• Data records

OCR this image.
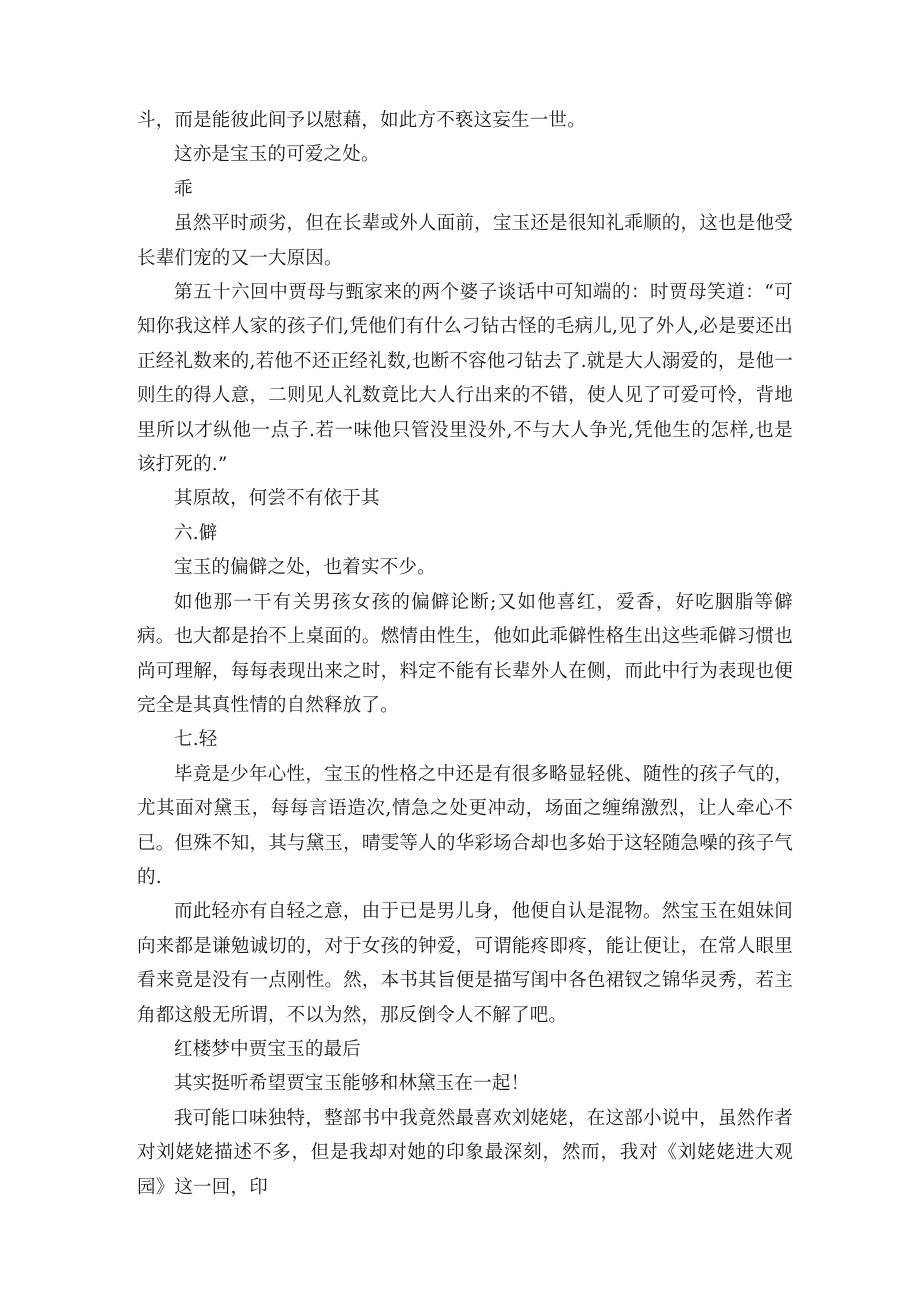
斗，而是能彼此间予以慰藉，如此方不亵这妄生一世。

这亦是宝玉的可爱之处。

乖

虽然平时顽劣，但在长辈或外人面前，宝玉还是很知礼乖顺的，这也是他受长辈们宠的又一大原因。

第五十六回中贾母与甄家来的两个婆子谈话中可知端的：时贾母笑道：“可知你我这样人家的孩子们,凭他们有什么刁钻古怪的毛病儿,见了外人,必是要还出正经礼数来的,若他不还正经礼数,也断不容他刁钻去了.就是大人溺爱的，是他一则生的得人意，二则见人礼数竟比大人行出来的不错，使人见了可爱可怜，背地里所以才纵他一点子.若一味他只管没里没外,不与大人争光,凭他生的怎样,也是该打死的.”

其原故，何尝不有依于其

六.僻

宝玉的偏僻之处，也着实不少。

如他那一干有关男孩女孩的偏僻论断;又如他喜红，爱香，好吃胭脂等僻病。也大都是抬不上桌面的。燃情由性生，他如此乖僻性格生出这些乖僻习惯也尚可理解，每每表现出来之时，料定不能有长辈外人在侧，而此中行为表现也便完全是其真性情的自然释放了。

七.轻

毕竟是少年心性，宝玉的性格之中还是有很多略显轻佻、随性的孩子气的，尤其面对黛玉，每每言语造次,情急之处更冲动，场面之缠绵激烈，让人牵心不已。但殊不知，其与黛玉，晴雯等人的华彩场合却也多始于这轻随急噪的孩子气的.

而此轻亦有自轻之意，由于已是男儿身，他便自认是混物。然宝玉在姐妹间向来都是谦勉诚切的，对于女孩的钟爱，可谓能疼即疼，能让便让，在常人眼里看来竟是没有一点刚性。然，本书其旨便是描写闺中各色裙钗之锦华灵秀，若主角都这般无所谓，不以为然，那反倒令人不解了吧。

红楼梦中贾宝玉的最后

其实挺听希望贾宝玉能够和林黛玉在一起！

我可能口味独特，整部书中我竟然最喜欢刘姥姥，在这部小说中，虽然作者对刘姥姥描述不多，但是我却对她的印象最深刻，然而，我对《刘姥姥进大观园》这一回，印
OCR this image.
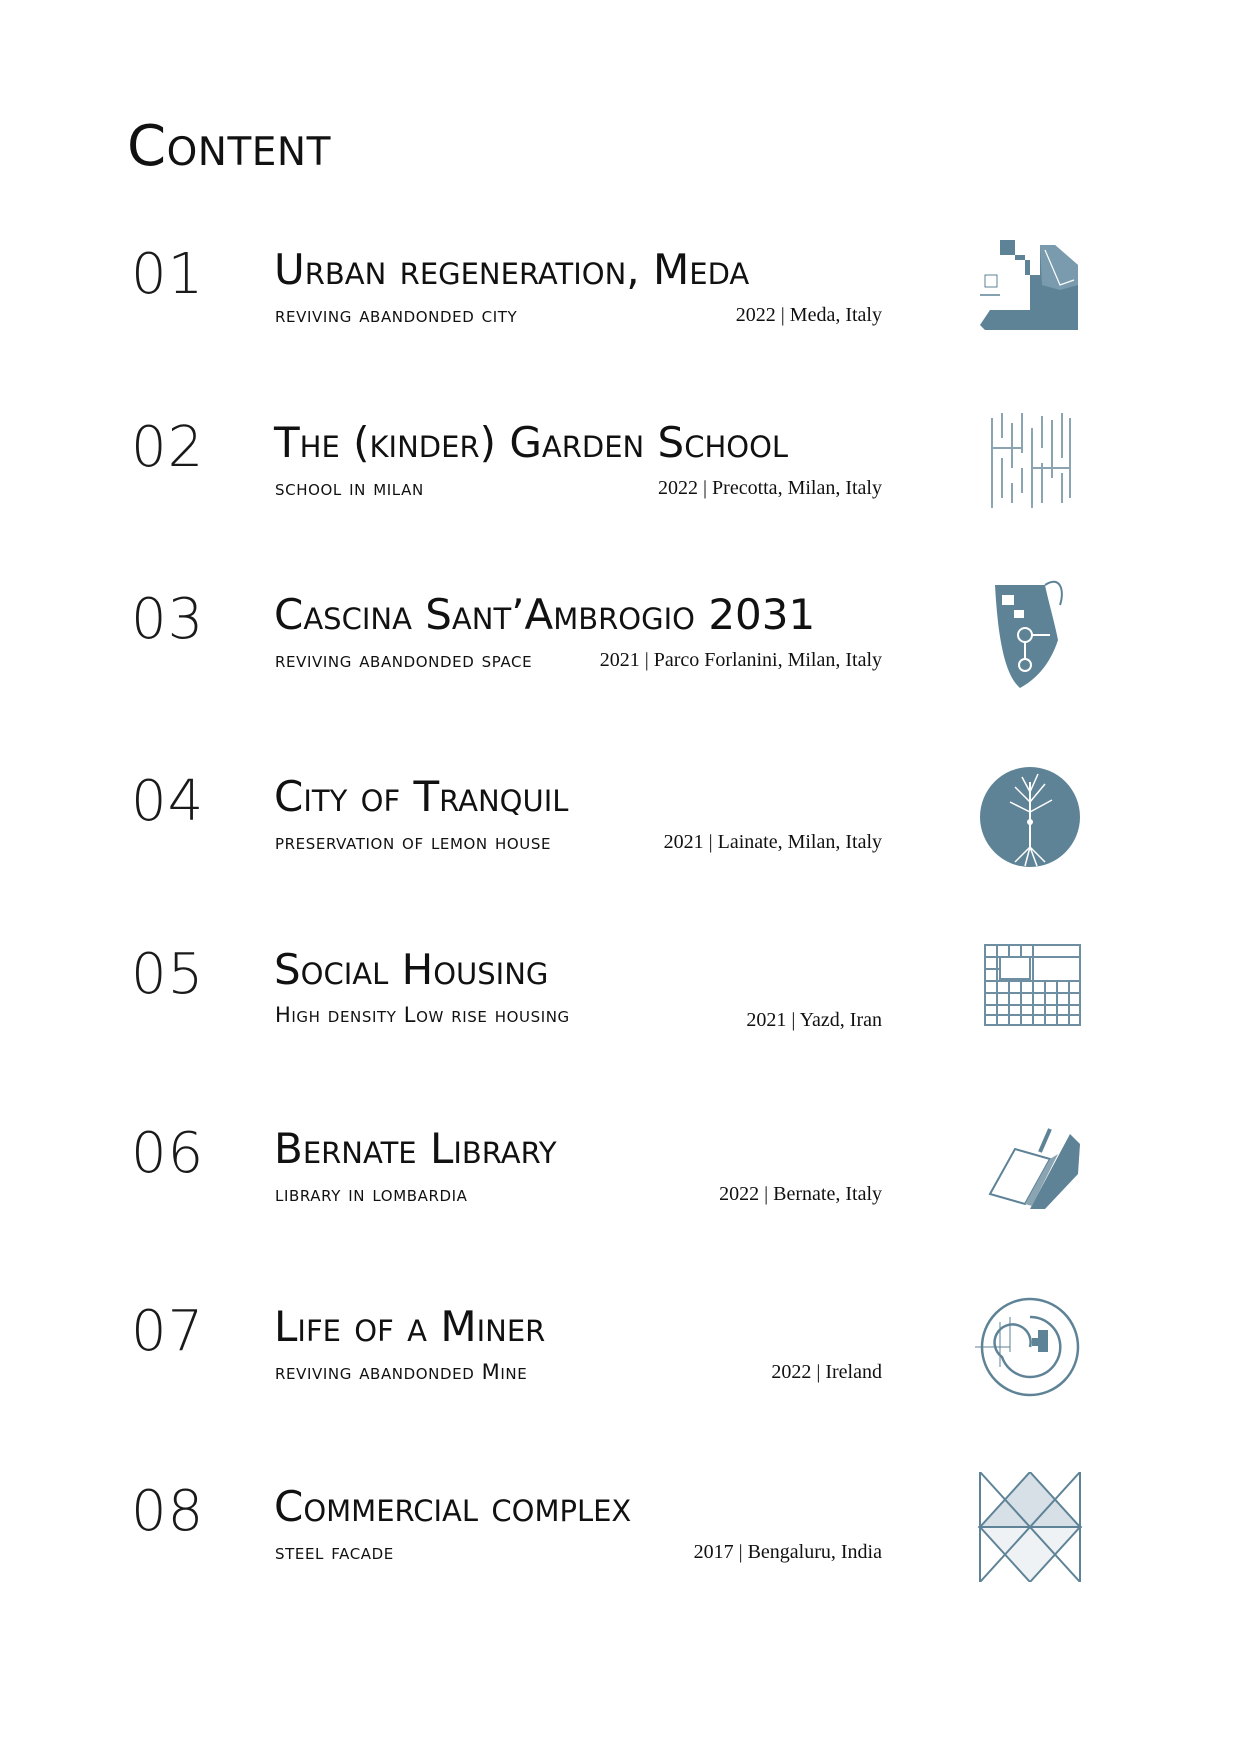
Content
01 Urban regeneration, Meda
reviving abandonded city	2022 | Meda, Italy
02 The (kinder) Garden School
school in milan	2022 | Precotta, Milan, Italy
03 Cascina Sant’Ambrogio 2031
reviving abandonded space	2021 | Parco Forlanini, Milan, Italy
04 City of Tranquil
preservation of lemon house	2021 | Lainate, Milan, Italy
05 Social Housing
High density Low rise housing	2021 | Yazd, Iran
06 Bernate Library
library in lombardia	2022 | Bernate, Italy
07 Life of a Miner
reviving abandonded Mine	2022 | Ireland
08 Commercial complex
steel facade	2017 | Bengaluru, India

==

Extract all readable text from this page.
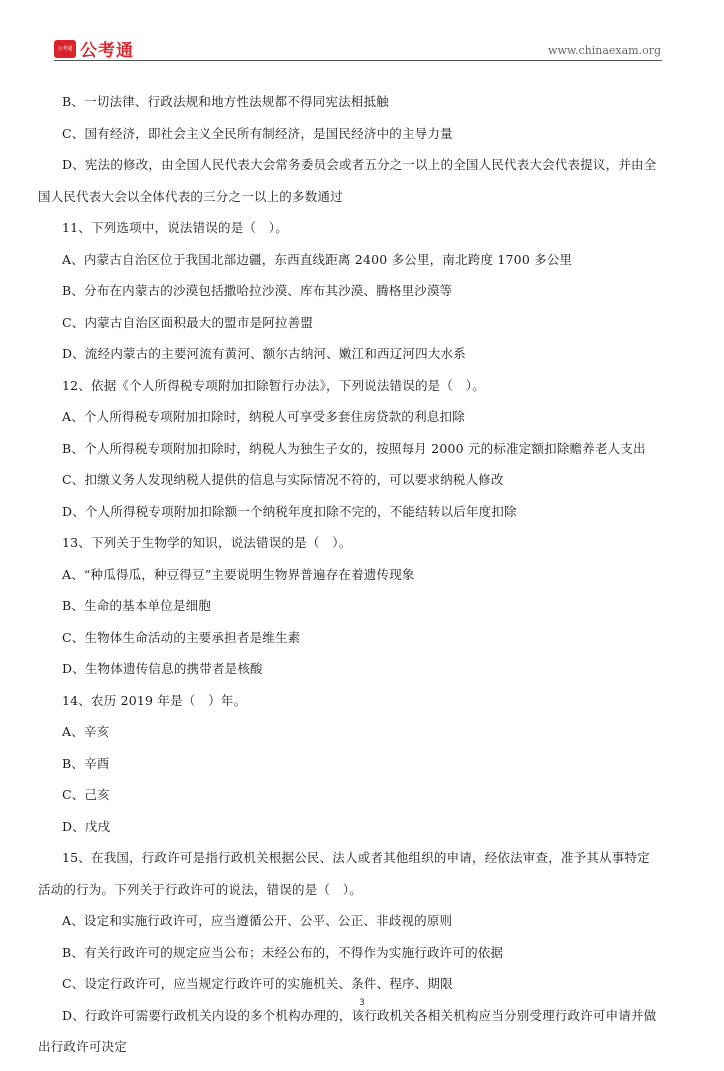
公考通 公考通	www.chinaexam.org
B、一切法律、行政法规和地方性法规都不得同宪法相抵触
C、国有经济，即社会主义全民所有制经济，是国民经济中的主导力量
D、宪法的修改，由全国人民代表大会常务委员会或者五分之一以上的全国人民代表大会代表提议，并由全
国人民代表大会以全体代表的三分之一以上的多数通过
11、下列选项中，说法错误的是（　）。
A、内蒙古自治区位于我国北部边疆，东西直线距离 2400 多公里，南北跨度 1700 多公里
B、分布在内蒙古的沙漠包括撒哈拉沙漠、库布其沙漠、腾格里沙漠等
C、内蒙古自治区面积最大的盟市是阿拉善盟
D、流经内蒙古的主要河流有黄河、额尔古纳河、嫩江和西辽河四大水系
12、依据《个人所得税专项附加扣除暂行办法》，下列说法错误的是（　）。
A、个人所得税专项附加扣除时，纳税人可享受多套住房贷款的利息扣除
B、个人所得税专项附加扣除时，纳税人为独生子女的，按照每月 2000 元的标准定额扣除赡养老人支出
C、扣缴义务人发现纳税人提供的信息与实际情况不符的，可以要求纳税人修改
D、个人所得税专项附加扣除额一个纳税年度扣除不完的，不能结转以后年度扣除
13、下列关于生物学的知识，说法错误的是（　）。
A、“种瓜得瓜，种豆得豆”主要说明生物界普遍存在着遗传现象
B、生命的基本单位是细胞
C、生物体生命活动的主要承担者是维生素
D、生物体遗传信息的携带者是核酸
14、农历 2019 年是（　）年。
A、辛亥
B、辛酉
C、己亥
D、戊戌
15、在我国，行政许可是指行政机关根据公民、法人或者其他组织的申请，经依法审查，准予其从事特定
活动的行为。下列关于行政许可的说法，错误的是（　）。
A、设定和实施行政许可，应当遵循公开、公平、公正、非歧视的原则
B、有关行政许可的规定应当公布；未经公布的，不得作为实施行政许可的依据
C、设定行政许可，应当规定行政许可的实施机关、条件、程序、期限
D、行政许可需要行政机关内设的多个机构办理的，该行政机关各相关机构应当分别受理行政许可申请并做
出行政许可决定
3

• What the task asks
Whenever "Italy" turns up in a line, pick that line out.

• Answer to this exercise
reviving abandonded city	2022 | Meda, Italy
school in milan	2022 | Precotta, Milan, Italy
reviving abandonded space	2021 | Parco Forlanini, Milan, Italy
preservation of lemon house	2021 | Lainate, Milan, Italy
library in lombardia	2022 | Bernate, Italy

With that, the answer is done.